# Material supplied:
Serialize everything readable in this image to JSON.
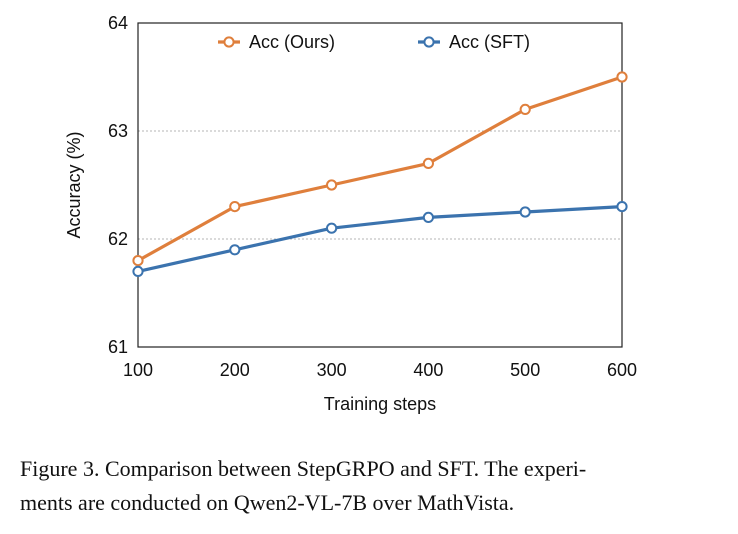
{
  "chart_data": {
    "type": "line",
    "x": [
      100,
      200,
      300,
      400,
      500,
      600
    ],
    "series": [
      {
        "name": "Acc (Ours)",
        "color": "#DF7F3C",
        "values": [
          61.8,
          62.3,
          62.5,
          62.7,
          63.2,
          63.5
        ]
      },
      {
        "name": "Acc (SFT)",
        "color": "#3B73AE",
        "values": [
          61.7,
          61.9,
          62.1,
          62.2,
          62.25,
          62.3
        ]
      }
    ],
    "xlabel": "Training steps",
    "ylabel": "Accuracy (%)",
    "xlim": [
      100,
      600
    ],
    "ylim": [
      61,
      64
    ],
    "yticks": [
      61,
      62,
      63,
      64
    ],
    "xticks": [
      100,
      200,
      300,
      400,
      500,
      600
    ],
    "grid": "horizontal dotted",
    "legend": "top"
  },
  "caption": {
    "line1": "Figure 3.  Comparison between StepGRPO and SFT. The experi-",
    "line2": "ments are conducted on Qwen2-VL-7B over MathVista."
  }
}
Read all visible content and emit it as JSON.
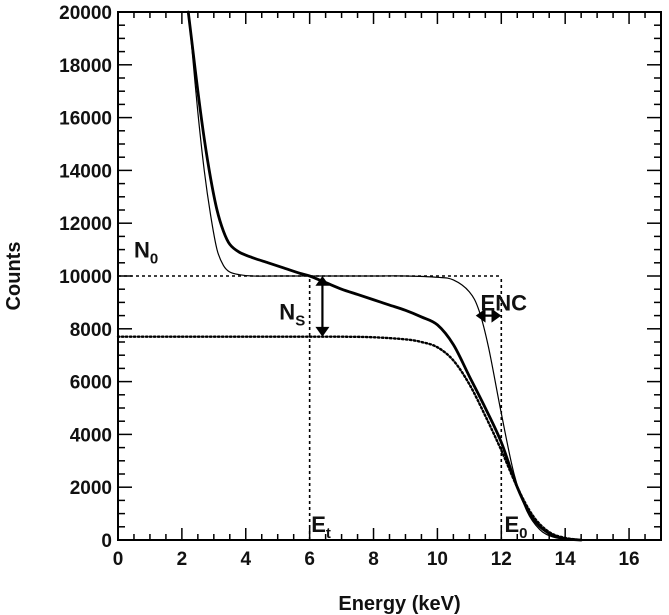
{
  "chart_data": {
    "type": "line",
    "title": "",
    "xlabel": "Energy (keV)",
    "ylabel": "Counts",
    "xlim": [
      0,
      17
    ],
    "ylim": [
      0,
      20000
    ],
    "x_ticks": [
      0,
      2,
      4,
      6,
      8,
      10,
      12,
      14,
      16
    ],
    "y_ticks": [
      0,
      2000,
      4000,
      6000,
      8000,
      10000,
      12000,
      14000,
      16000,
      18000,
      20000
    ],
    "grid": false,
    "series": [
      {
        "style": "thick-solid",
        "x": [
          2.2,
          2.3,
          2.5,
          2.7,
          2.9,
          3.1,
          3.3,
          3.5,
          3.8,
          4.2,
          4.7,
          5.2,
          5.7,
          6.0,
          6.5,
          7.0,
          7.5,
          8.0,
          8.5,
          9.0,
          9.5,
          10.0,
          10.5,
          11.0,
          11.5,
          12.0,
          12.5,
          13.0,
          13.5,
          14.0,
          14.5
        ],
        "y": [
          20000,
          19000,
          17000,
          15200,
          13700,
          12500,
          11700,
          11200,
          10900,
          10700,
          10500,
          10300,
          10100,
          10000,
          9750,
          9500,
          9300,
          9100,
          8900,
          8700,
          8450,
          8150,
          7400,
          6200,
          5000,
          3700,
          2000,
          800,
          250,
          50,
          0
        ]
      },
      {
        "style": "thin-solid",
        "x": [
          2.2,
          2.3,
          2.5,
          2.7,
          2.9,
          3.1,
          3.3,
          3.5,
          3.8,
          4.2,
          5.0,
          6.0,
          7.0,
          8.0,
          9.0,
          10.0,
          10.5,
          11.0,
          11.3,
          11.6,
          12.0,
          12.4,
          12.8,
          13.2,
          13.6,
          14.0,
          14.5
        ],
        "y": [
          20000,
          18800,
          16200,
          14000,
          12300,
          11000,
          10400,
          10150,
          10050,
          10000,
          10000,
          10000,
          10000,
          10000,
          10000,
          9950,
          9850,
          9400,
          8700,
          7300,
          4800,
          2500,
          1100,
          400,
          120,
          30,
          0
        ]
      },
      {
        "style": "dotted",
        "x": [
          0,
          2,
          4,
          6,
          7,
          8,
          9,
          9.5,
          10,
          10.5,
          11,
          11.5,
          12,
          12.5,
          13,
          13.5,
          14,
          14.5
        ],
        "y": [
          7700,
          7700,
          7700,
          7700,
          7700,
          7680,
          7600,
          7500,
          7300,
          6800,
          5900,
          4700,
          3400,
          2000,
          900,
          300,
          80,
          0
        ]
      }
    ],
    "reference_lines": [
      {
        "kind": "horizontal",
        "y": 10000,
        "x_range": [
          0,
          12
        ],
        "style": "dashed"
      },
      {
        "kind": "vertical",
        "x": 12,
        "y_range": [
          0,
          10000
        ],
        "style": "dashed"
      },
      {
        "kind": "vertical",
        "x": 6,
        "y_range": [
          0,
          10000
        ],
        "style": "dashed"
      }
    ],
    "annotations": {
      "N0": {
        "main": "N",
        "sub": "0",
        "x": 0.5,
        "y": 10700
      },
      "NS": {
        "main": "N",
        "sub": "S",
        "x": 5.05,
        "y": 8350
      },
      "ENC": {
        "main": "ENC",
        "x": 11.35,
        "y": 8700
      },
      "Et": {
        "main": "E",
        "sub": "t",
        "x": 6.05,
        "y": 300
      },
      "E0": {
        "main": "E",
        "sub": "0",
        "x": 12.1,
        "y": 300
      }
    },
    "arrows": [
      {
        "name": "ns-arrow",
        "x": 6.4,
        "y_from": 7700,
        "y_to": 10000
      },
      {
        "name": "enc-arrow",
        "y": 8500,
        "x_from": 11.2,
        "x_to": 12.0
      }
    ]
  }
}
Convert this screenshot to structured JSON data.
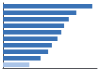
{
  "chart_data": {
    "type": "bar",
    "orientation": "horizontal",
    "categories": [
      null,
      null,
      null,
      null,
      null,
      null,
      null,
      null,
      null,
      null
    ],
    "values": [
      95,
      78,
      70,
      65,
      62,
      58,
      52,
      48,
      40,
      28
    ],
    "colors": [
      "#3a72b5",
      "#3a72b5",
      "#3a72b5",
      "#3a72b5",
      "#3a72b5",
      "#3a72b5",
      "#3a72b5",
      "#3a72b5",
      "#3a72b5",
      "#aac4e8"
    ],
    "xlim": [
      0,
      100
    ],
    "tick_labels": false,
    "grid": false
  }
}
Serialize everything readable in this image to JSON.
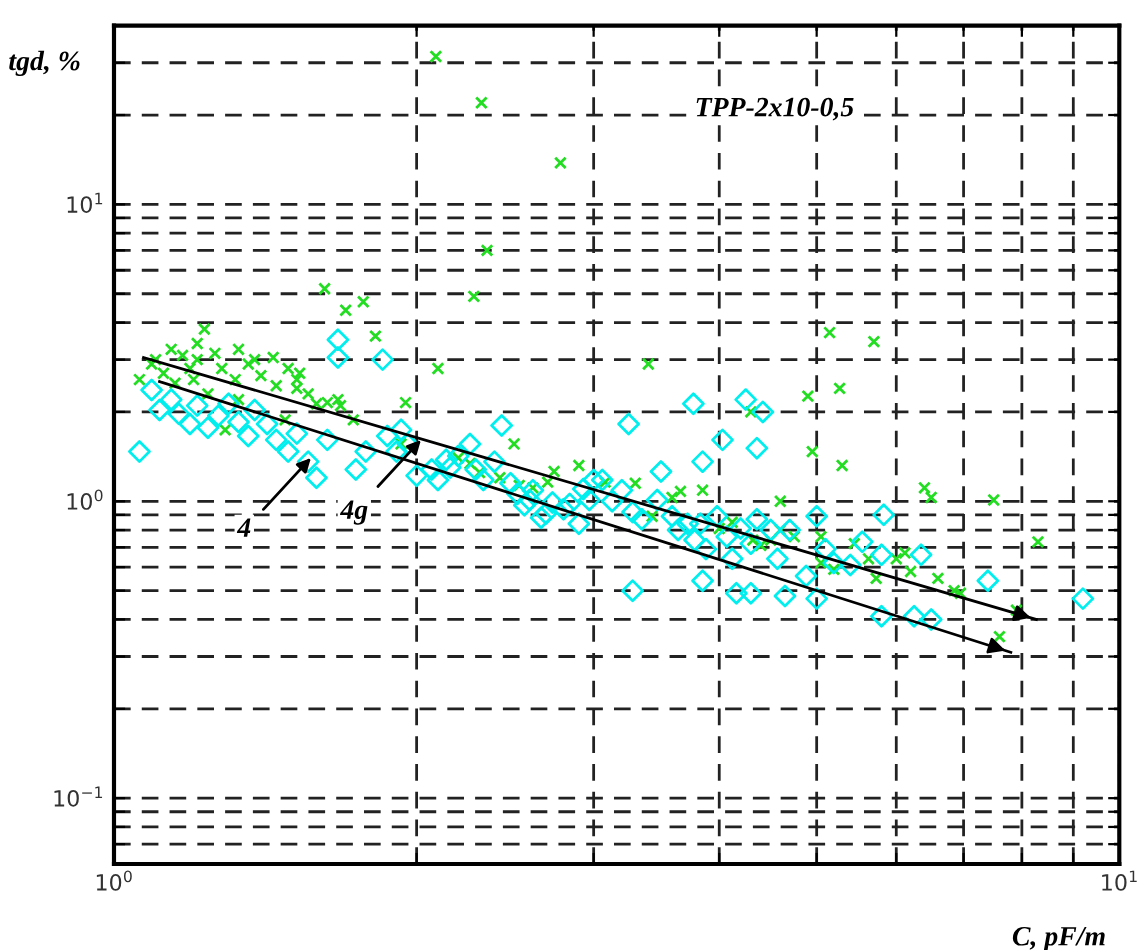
{
  "chart_data": {
    "type": "scatter",
    "xlabel": "C, pF/m",
    "ylabel": "tgd, %",
    "log": "xy",
    "grid": true,
    "xlim": [
      1,
      10
    ],
    "ylim": [
      0.06,
      40
    ],
    "xticks": [
      {
        "value": 1,
        "label": "10$^{0}$"
      },
      {
        "value": 2,
        "label": null
      },
      {
        "value": 3,
        "label": null
      },
      {
        "value": 4,
        "label": null
      },
      {
        "value": 5,
        "label": null
      },
      {
        "value": 6,
        "label": null
      },
      {
        "value": 7,
        "label": null
      },
      {
        "value": 8,
        "label": null
      },
      {
        "value": 9,
        "label": null
      },
      {
        "value": 10,
        "label": "10$^{1}$"
      }
    ],
    "yticks": [
      {
        "value": 0.07,
        "label": null
      },
      {
        "value": 0.08,
        "label": null
      },
      {
        "value": 0.09,
        "label": null
      },
      {
        "value": 0.1,
        "label": "10$^{−1}$"
      },
      {
        "value": 0.2,
        "label": null
      },
      {
        "value": 0.3,
        "label": null
      },
      {
        "value": 0.4,
        "label": null
      },
      {
        "value": 0.5,
        "label": null
      },
      {
        "value": 0.6,
        "label": null
      },
      {
        "value": 0.7,
        "label": null
      },
      {
        "value": 0.8,
        "label": null
      },
      {
        "value": 0.9,
        "label": null
      },
      {
        "value": 1,
        "label": "10$^{0}$"
      },
      {
        "value": 2,
        "label": null
      },
      {
        "value": 3,
        "label": null
      },
      {
        "value": 4,
        "label": null
      },
      {
        "value": 5,
        "label": null
      },
      {
        "value": 6,
        "label": null
      },
      {
        "value": 7,
        "label": null
      },
      {
        "value": 8,
        "label": null
      },
      {
        "value": 9,
        "label": null
      },
      {
        "value": 10,
        "label": "10$^{1}$"
      },
      {
        "value": 20,
        "label": null
      },
      {
        "value": 30,
        "label": null
      }
    ],
    "annotations": [
      "TPP-2x10-0,5",
      {
        "text": "4",
        "x": 1.57,
        "y": 1.4
      },
      {
        "text": "4g",
        "x": 2.02,
        "y": 1.61
      }
    ],
    "series": [
      {
        "marker": "cross",
        "color": "#22dd22",
        "x": [
          2.09,
          2.32,
          2.78,
          2.35,
          2.28,
          1.62,
          1.7,
          1.77,
          1.82,
          2.1,
          1.23,
          1.21,
          3.4,
          5.15,
          5.7,
          5.27,
          4.3,
          4.9,
          4.95,
          5.3,
          4.6,
          6.4,
          6.5,
          7.5,
          8.3,
          7.9,
          7.6,
          1.06,
          1.09,
          1.1,
          1.12,
          1.14,
          1.15,
          1.17,
          1.19,
          1.2,
          1.21,
          1.24,
          1.26,
          1.28,
          1.32,
          1.33,
          1.36,
          1.38,
          1.4,
          1.44,
          1.45,
          1.49,
          1.52,
          1.53,
          1.56,
          1.59,
          1.63,
          1.67,
          1.68,
          1.73,
          1.48,
          1.29,
          1.95,
          1.93,
          1.52,
          1.33,
          2.2,
          2.26,
          2.31,
          2.42,
          2.5,
          2.53,
          2.61,
          2.7,
          2.74,
          2.9,
          3.08,
          3.3,
          3.43,
          3.59,
          3.66,
          3.85,
          4.0,
          4.12,
          4.32,
          4.4,
          4.5,
          4.6,
          4.75,
          5.05,
          5.45,
          5.63,
          5.73,
          6.12,
          6.2,
          6.6,
          6.85,
          6.95,
          6.0,
          5.2,
          5.05
        ],
        "values": [
          31.5,
          22,
          13.8,
          7.0,
          4.9,
          5.2,
          4.4,
          4.7,
          3.6,
          2.8,
          3.8,
          3.4,
          2.9,
          3.7,
          3.45,
          2.4,
          2.0,
          2.26,
          1.47,
          1.32,
          1.0,
          1.11,
          1.03,
          1.01,
          0.73,
          0.43,
          0.35,
          2.57,
          2.9,
          3.0,
          2.7,
          3.25,
          2.5,
          3.1,
          2.8,
          2.57,
          3.0,
          2.3,
          3.15,
          2.8,
          2.57,
          3.25,
          2.9,
          3.0,
          2.65,
          3.05,
          2.45,
          2.8,
          2.57,
          2.7,
          2.3,
          2.13,
          2.15,
          2.2,
          2.1,
          1.88,
          1.88,
          1.74,
          2.15,
          1.56,
          2.4,
          2.2,
          1.4,
          1.34,
          1.25,
          1.2,
          1.56,
          1.13,
          1.11,
          1.16,
          1.26,
          1.32,
          1.16,
          1.15,
          0.89,
          1.03,
          1.08,
          1.09,
          0.81,
          0.85,
          0.74,
          0.71,
          0.74,
          0.8,
          0.76,
          0.76,
          0.72,
          0.64,
          0.55,
          0.67,
          0.58,
          0.55,
          0.5,
          0.49,
          0.64,
          0.59,
          0.62
        ]
      },
      {
        "marker": "diamond",
        "color": "#00eeee",
        "x": [
          1.06,
          1.09,
          1.11,
          1.14,
          1.16,
          1.19,
          1.21,
          1.24,
          1.27,
          1.3,
          1.33,
          1.36,
          1.38,
          1.42,
          1.45,
          1.49,
          1.52,
          1.56,
          1.59,
          1.63,
          1.67,
          1.67,
          1.85,
          1.78,
          1.74,
          1.87,
          1.91,
          1.93,
          1.96,
          2.0,
          2.07,
          2.1,
          2.14,
          2.16,
          2.2,
          2.26,
          2.29,
          2.33,
          2.39,
          2.43,
          2.48,
          2.52,
          2.56,
          2.59,
          2.61,
          2.66,
          2.69,
          2.73,
          2.8,
          2.84,
          2.9,
          2.93,
          2.97,
          3.0,
          3.25,
          3.77,
          4.25,
          4.42,
          4.36,
          4.03,
          3.85,
          3.5,
          3.06,
          3.13,
          3.2,
          3.28,
          3.35,
          3.28,
          3.47,
          3.59,
          3.64,
          3.72,
          3.78,
          3.83,
          3.88,
          3.98,
          4.07,
          4.12,
          4.2,
          4.3,
          4.36,
          4.5,
          4.57,
          4.7,
          4.88,
          5.0,
          5.1,
          5.2,
          4.16,
          3.85,
          4.3,
          4.65,
          5.0,
          5.4,
          5.55,
          5.8,
          5.8,
          6.25,
          6.35,
          6.5,
          7.4,
          9.2,
          5.83
        ],
        "values": [
          1.47,
          2.37,
          2.03,
          2.2,
          1.97,
          1.82,
          2.1,
          1.77,
          1.94,
          2.13,
          1.85,
          1.66,
          2.03,
          1.82,
          1.61,
          1.47,
          1.69,
          1.36,
          1.2,
          1.61,
          3.5,
          3.05,
          3.0,
          1.47,
          1.28,
          1.66,
          1.47,
          1.74,
          1.56,
          1.22,
          1.28,
          1.18,
          1.38,
          1.3,
          1.42,
          1.56,
          1.28,
          1.18,
          1.36,
          1.8,
          1.15,
          1.06,
          0.97,
          1.01,
          1.09,
          0.88,
          0.91,
          0.99,
          0.94,
          0.98,
          0.84,
          1.1,
          1.01,
          1.18,
          1.82,
          2.13,
          2.2,
          2.0,
          1.51,
          1.61,
          1.36,
          1.26,
          1.18,
          1.0,
          1.09,
          0.92,
          0.87,
          0.5,
          1.01,
          0.89,
          0.8,
          0.84,
          0.74,
          0.84,
          0.69,
          0.89,
          0.76,
          0.64,
          0.81,
          0.72,
          0.87,
          0.8,
          0.64,
          0.8,
          0.56,
          0.89,
          0.69,
          0.62,
          0.49,
          0.54,
          0.49,
          0.48,
          0.47,
          0.61,
          0.73,
          0.41,
          0.66,
          0.41,
          0.66,
          0.4,
          0.54,
          0.47,
          0.9
        ]
      },
      {
        "type": "line",
        "marker": "none",
        "color": "#000000",
        "x": [
          1.07,
          8.27
        ],
        "values": [
          3.05,
          0.4
        ]
      },
      {
        "type": "line",
        "marker": "none",
        "color": "#000000",
        "x": [
          1.11,
          7.8
        ],
        "values": [
          2.53,
          0.31
        ]
      }
    ]
  }
}
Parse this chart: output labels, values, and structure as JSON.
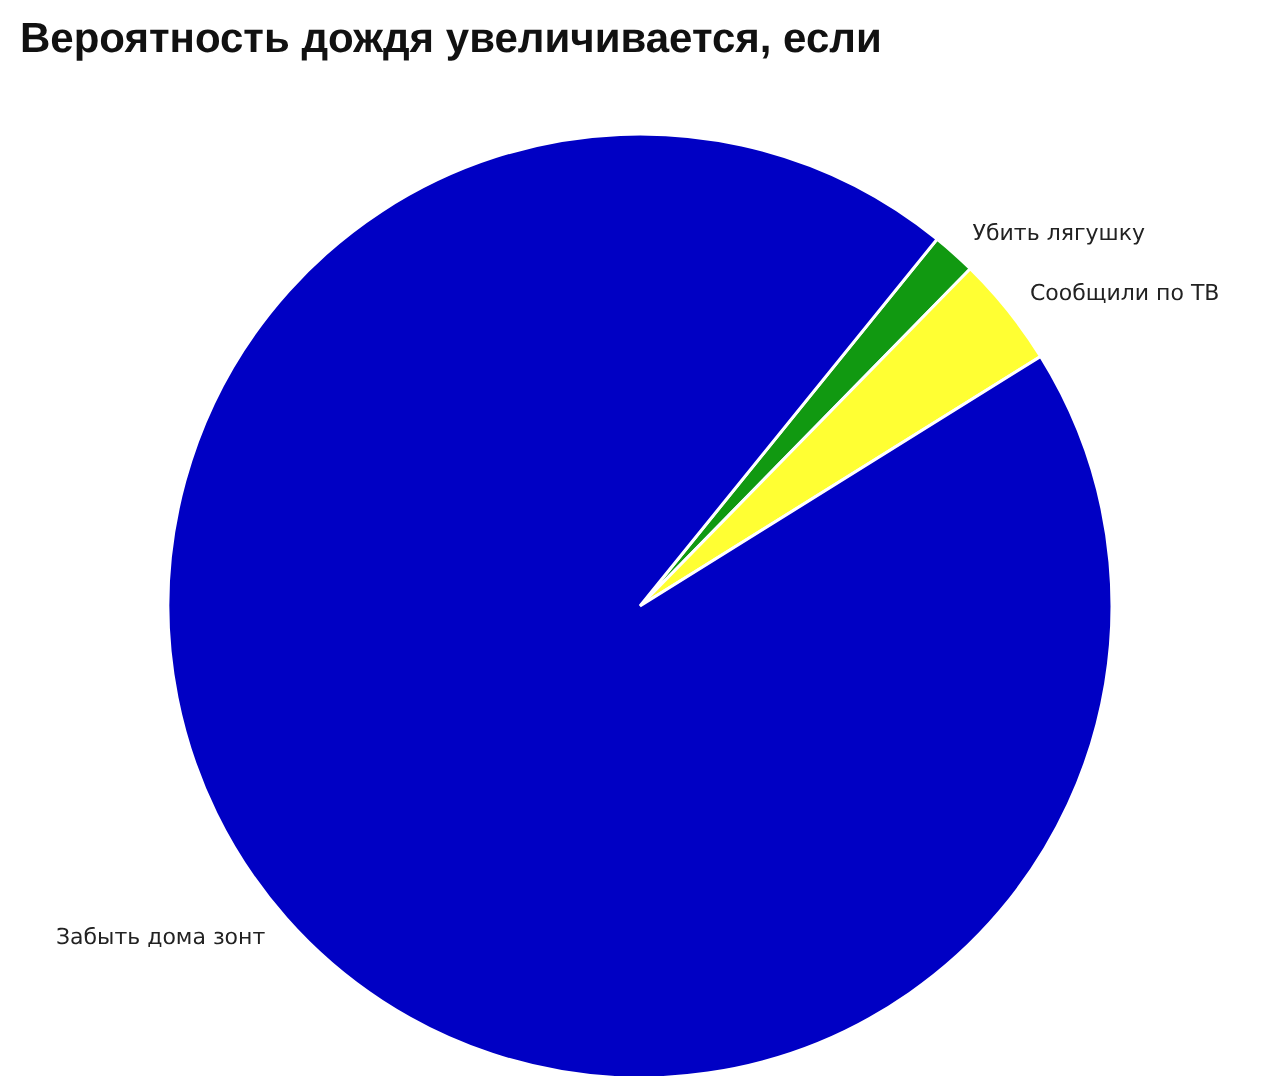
{
  "chart_data": {
    "type": "pie",
    "title": "Вероятность дождя увеличивается, если",
    "categories": [
      "Убить лягушку",
      "Сообщили по ТВ",
      "Забыть дома зонт"
    ],
    "values": [
      1.5,
      3.8,
      94.7
    ],
    "colors": [
      "#119911",
      "#ffff33",
      "#0000c4"
    ],
    "legend": false
  }
}
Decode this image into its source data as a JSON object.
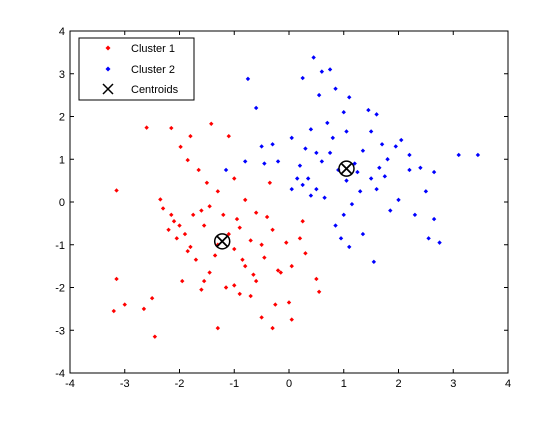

# What the task asks:
Search the material above for "grid". Pull out each line where it shows up.

# In response:
    "grid": "horizontal dotted",
    "grid": false,
    "grid": false
    "grid": true,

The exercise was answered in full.